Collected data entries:
- - - - -

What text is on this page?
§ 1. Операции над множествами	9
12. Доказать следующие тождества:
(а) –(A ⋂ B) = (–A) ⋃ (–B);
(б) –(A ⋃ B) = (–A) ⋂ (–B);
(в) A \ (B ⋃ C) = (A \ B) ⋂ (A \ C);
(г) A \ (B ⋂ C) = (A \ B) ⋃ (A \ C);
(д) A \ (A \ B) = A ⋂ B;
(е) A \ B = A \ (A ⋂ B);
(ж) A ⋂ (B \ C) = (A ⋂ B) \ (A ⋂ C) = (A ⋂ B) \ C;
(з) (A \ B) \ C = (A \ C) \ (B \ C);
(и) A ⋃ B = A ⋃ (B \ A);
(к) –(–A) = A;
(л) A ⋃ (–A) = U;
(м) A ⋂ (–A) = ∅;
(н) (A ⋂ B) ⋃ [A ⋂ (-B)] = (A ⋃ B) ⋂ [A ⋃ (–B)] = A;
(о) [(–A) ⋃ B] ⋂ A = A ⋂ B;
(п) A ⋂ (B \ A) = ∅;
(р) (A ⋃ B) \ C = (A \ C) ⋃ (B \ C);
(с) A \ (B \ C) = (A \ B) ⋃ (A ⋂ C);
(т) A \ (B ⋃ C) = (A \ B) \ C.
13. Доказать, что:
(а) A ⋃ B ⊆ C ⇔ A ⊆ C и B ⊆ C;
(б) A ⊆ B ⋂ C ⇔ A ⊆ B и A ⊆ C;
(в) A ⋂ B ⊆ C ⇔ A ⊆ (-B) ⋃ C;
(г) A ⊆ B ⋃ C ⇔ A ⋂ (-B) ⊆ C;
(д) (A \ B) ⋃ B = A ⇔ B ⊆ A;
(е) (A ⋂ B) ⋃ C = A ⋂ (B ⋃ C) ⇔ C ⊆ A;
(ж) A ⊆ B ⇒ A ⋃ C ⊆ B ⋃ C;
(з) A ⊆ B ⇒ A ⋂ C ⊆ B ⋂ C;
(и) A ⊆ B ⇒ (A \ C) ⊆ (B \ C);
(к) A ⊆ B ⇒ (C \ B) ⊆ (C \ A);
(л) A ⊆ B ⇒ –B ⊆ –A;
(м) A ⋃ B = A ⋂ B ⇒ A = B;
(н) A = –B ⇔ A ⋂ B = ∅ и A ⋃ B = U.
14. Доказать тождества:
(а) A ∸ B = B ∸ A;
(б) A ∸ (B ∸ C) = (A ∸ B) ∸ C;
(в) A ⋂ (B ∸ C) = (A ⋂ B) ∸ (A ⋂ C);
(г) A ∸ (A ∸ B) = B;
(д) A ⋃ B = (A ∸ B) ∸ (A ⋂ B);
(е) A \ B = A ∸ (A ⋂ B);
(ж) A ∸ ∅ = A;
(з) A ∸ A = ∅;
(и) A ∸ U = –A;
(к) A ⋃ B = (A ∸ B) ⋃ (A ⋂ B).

- - - - -

→ Directions for this task
Return each full line of the entries that contains the word "Доказать".

→ Exercise solution
12. Доказать следующие тождества:
13. Доказать, что:
14. Доказать тождества:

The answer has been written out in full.